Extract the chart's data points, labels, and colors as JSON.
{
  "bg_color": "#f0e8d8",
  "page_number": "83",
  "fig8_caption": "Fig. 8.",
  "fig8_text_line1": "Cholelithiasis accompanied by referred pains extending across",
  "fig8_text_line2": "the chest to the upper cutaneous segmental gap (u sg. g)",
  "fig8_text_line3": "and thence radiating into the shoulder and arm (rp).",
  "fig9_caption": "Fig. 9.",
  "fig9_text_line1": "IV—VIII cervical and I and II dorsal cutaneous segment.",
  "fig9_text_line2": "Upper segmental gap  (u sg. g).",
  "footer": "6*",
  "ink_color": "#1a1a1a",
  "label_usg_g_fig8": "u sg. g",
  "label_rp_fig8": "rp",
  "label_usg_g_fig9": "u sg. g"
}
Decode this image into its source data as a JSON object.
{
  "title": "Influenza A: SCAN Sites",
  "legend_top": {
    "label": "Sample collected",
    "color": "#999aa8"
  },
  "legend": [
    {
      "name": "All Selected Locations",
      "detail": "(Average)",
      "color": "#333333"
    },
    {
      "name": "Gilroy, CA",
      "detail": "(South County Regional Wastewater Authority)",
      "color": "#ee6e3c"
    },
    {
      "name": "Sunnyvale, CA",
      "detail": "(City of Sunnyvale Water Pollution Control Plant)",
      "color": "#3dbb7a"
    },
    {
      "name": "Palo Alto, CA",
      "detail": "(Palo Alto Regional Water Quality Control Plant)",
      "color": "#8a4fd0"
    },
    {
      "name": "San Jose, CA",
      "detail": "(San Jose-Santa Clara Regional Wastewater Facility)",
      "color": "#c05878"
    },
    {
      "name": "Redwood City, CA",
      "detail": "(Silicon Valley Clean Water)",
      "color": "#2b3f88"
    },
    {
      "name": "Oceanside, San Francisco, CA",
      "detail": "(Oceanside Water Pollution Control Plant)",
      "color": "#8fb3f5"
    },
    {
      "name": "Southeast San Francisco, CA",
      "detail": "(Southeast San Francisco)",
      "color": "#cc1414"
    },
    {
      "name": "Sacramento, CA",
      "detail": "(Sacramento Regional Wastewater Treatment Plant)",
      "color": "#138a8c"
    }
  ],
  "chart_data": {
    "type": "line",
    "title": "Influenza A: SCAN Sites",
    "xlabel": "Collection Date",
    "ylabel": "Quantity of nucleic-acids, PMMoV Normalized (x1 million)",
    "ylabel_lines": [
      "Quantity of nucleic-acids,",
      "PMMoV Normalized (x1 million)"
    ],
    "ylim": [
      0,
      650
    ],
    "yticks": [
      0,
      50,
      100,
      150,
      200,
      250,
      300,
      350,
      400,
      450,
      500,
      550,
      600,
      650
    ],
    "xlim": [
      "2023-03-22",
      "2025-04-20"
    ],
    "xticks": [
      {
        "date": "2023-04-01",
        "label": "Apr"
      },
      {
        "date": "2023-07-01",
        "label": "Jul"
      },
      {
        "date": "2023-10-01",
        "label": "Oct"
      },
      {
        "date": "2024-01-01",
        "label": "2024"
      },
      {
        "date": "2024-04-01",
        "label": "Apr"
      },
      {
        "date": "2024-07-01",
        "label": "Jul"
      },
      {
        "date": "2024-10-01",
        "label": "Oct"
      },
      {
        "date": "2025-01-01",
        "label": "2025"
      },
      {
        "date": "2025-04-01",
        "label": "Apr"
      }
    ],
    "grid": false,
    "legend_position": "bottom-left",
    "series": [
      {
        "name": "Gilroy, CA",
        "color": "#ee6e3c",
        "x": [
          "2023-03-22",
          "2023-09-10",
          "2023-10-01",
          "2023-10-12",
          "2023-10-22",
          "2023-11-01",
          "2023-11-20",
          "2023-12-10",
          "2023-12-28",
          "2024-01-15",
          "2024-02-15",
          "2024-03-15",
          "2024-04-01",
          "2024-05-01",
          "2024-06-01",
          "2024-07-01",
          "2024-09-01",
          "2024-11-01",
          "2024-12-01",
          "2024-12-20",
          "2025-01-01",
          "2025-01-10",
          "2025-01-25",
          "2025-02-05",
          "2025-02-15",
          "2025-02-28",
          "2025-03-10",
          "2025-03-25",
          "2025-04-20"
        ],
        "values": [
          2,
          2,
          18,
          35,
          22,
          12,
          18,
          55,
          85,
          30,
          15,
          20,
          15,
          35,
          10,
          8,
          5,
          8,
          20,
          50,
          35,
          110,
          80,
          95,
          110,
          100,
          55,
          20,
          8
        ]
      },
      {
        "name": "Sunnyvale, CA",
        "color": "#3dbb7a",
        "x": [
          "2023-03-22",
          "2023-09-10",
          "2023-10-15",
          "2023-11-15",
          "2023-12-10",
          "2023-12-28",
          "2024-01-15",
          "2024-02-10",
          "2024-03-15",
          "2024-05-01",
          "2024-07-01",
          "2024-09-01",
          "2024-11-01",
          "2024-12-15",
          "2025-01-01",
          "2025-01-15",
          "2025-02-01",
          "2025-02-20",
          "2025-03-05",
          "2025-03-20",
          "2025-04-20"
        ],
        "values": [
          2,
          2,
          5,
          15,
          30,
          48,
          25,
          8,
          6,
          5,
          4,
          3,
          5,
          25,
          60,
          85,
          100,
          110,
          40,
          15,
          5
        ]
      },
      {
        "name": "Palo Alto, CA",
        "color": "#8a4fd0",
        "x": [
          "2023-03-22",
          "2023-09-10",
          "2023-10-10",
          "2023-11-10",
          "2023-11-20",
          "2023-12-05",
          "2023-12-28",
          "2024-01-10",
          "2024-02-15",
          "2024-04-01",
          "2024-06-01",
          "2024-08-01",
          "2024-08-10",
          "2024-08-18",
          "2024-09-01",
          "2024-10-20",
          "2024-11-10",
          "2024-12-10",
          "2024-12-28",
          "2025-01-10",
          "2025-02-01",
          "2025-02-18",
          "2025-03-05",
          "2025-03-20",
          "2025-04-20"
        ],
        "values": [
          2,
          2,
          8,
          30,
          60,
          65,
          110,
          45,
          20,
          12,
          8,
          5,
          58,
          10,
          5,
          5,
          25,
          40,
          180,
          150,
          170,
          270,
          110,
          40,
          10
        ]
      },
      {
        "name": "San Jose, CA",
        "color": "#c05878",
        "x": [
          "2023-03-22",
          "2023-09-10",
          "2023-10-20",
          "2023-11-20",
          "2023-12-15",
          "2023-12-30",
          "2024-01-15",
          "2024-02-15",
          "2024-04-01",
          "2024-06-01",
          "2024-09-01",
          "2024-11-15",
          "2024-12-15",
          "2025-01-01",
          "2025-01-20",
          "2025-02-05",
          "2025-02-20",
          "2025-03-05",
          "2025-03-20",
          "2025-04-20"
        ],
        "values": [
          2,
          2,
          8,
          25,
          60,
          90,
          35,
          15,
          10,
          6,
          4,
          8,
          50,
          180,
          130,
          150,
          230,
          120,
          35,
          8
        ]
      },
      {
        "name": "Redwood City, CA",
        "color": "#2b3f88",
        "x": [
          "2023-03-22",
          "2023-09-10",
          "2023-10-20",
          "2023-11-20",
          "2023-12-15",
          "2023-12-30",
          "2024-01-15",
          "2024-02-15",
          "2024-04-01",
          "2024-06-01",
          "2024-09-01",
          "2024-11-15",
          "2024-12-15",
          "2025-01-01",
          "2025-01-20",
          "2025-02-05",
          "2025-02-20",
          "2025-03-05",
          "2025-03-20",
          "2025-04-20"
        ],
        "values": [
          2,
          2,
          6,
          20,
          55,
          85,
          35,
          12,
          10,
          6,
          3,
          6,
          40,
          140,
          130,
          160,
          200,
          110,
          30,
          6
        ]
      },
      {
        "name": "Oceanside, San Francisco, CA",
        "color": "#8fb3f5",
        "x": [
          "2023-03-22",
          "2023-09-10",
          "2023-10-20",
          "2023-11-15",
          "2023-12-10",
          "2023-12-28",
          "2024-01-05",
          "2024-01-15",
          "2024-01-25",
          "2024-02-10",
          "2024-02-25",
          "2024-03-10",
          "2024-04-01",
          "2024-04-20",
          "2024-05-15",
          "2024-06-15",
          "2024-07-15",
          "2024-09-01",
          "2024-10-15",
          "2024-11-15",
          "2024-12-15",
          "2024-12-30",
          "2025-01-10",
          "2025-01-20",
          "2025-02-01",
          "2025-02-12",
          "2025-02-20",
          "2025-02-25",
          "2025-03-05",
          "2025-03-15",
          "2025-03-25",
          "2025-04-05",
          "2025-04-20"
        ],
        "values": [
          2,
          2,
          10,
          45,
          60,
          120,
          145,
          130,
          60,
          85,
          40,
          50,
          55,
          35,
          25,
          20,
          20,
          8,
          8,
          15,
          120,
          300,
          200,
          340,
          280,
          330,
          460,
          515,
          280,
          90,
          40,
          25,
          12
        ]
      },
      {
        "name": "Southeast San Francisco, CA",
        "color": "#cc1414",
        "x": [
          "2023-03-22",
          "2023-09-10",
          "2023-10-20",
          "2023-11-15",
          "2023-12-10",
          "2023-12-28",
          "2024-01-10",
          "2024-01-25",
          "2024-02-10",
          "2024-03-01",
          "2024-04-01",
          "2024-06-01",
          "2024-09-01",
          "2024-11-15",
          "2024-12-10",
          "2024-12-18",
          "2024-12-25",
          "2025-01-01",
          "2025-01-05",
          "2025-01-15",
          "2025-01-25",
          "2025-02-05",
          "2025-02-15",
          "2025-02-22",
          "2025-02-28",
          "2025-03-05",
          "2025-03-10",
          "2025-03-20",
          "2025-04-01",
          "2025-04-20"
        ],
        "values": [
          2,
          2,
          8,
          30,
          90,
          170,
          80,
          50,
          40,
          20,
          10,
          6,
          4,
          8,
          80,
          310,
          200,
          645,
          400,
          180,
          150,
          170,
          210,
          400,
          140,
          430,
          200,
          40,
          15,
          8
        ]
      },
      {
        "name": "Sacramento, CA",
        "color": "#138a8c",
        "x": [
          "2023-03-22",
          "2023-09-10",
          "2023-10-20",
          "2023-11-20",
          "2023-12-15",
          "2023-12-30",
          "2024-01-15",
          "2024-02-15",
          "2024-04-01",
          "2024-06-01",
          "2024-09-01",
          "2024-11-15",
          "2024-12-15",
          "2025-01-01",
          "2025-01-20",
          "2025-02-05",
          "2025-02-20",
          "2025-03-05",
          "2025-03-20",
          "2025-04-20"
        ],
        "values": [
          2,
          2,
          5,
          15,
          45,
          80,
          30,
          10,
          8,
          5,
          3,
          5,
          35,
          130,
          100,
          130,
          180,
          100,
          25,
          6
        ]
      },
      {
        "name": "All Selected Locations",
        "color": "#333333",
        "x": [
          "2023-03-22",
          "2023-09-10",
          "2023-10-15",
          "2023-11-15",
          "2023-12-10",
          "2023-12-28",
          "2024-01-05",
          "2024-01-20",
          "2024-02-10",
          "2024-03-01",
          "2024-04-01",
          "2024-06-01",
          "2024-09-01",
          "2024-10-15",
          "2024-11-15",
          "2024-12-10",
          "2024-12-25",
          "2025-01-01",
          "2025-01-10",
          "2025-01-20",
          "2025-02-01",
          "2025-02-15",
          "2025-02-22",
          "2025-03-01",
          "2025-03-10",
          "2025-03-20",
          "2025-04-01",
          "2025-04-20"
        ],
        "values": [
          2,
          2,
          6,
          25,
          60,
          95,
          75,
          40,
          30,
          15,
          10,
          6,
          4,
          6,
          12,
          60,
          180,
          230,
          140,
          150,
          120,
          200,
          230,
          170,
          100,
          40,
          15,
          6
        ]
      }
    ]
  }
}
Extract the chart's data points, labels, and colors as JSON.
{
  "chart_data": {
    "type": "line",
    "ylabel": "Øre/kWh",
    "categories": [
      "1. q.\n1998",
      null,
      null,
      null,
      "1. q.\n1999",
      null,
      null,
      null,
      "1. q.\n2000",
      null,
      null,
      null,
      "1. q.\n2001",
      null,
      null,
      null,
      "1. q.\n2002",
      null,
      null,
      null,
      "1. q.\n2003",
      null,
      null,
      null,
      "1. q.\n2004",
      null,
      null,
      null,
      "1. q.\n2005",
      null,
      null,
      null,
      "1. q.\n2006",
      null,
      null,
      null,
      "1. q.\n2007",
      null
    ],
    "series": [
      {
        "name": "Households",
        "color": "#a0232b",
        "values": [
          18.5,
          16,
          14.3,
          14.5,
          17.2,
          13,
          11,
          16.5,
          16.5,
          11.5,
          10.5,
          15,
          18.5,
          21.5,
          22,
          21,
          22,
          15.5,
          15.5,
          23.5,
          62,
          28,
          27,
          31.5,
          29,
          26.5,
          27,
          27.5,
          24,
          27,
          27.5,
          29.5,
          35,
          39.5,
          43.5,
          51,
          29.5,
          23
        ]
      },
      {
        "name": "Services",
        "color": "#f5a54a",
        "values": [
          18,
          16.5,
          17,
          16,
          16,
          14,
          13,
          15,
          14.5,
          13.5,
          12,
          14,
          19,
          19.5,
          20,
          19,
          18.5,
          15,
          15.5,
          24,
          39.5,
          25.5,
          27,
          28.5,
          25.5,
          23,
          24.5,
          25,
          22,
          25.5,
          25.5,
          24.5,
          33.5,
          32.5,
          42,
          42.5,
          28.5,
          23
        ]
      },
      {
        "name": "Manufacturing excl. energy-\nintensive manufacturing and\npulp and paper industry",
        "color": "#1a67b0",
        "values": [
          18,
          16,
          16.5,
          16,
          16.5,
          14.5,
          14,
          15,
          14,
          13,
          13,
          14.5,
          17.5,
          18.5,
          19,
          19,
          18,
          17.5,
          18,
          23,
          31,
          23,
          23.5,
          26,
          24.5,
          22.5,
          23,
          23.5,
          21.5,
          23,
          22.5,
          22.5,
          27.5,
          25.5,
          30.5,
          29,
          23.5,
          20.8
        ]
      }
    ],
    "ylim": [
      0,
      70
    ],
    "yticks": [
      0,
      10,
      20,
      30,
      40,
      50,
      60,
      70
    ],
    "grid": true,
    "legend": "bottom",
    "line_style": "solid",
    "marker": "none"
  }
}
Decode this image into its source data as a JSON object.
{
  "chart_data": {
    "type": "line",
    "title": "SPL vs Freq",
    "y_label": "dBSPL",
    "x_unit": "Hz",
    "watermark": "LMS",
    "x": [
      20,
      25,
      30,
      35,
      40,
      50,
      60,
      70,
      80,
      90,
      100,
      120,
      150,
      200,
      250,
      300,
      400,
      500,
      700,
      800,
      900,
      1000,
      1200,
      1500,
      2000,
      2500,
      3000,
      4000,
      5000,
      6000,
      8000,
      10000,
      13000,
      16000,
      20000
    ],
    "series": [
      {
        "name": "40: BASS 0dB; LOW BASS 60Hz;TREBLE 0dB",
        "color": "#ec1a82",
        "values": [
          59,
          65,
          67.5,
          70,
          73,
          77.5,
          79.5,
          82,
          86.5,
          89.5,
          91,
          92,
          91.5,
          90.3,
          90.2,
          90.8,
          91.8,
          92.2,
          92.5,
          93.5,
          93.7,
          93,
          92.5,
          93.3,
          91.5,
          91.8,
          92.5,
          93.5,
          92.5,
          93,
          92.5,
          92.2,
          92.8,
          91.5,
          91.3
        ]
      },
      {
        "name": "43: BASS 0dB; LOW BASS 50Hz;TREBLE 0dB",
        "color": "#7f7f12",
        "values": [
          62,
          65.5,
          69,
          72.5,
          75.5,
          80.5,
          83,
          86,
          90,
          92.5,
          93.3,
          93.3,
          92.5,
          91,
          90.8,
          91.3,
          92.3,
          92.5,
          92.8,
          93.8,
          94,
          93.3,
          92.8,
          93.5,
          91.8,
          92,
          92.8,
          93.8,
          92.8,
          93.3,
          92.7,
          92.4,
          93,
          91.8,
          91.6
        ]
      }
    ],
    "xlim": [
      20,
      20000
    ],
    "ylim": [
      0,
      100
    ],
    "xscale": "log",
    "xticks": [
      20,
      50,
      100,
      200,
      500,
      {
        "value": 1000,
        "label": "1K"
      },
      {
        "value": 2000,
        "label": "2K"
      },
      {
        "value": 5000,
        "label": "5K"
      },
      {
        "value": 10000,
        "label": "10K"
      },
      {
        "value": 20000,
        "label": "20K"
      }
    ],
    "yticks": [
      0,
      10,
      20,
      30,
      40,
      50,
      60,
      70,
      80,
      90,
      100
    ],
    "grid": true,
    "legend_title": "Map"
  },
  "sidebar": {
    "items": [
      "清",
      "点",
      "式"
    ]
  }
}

_EXERCISE AIM_
From the entries above, copy every line that holds the word "Wastewater".

_RESPONSE_
      "detail": "(South County Regional Wastewater Authority)",
      "detail": "(San Jose-Santa Clara Regional Wastewater Facility)",
      "detail": "(Sacramento Regional Wastewater Treatment Plant)",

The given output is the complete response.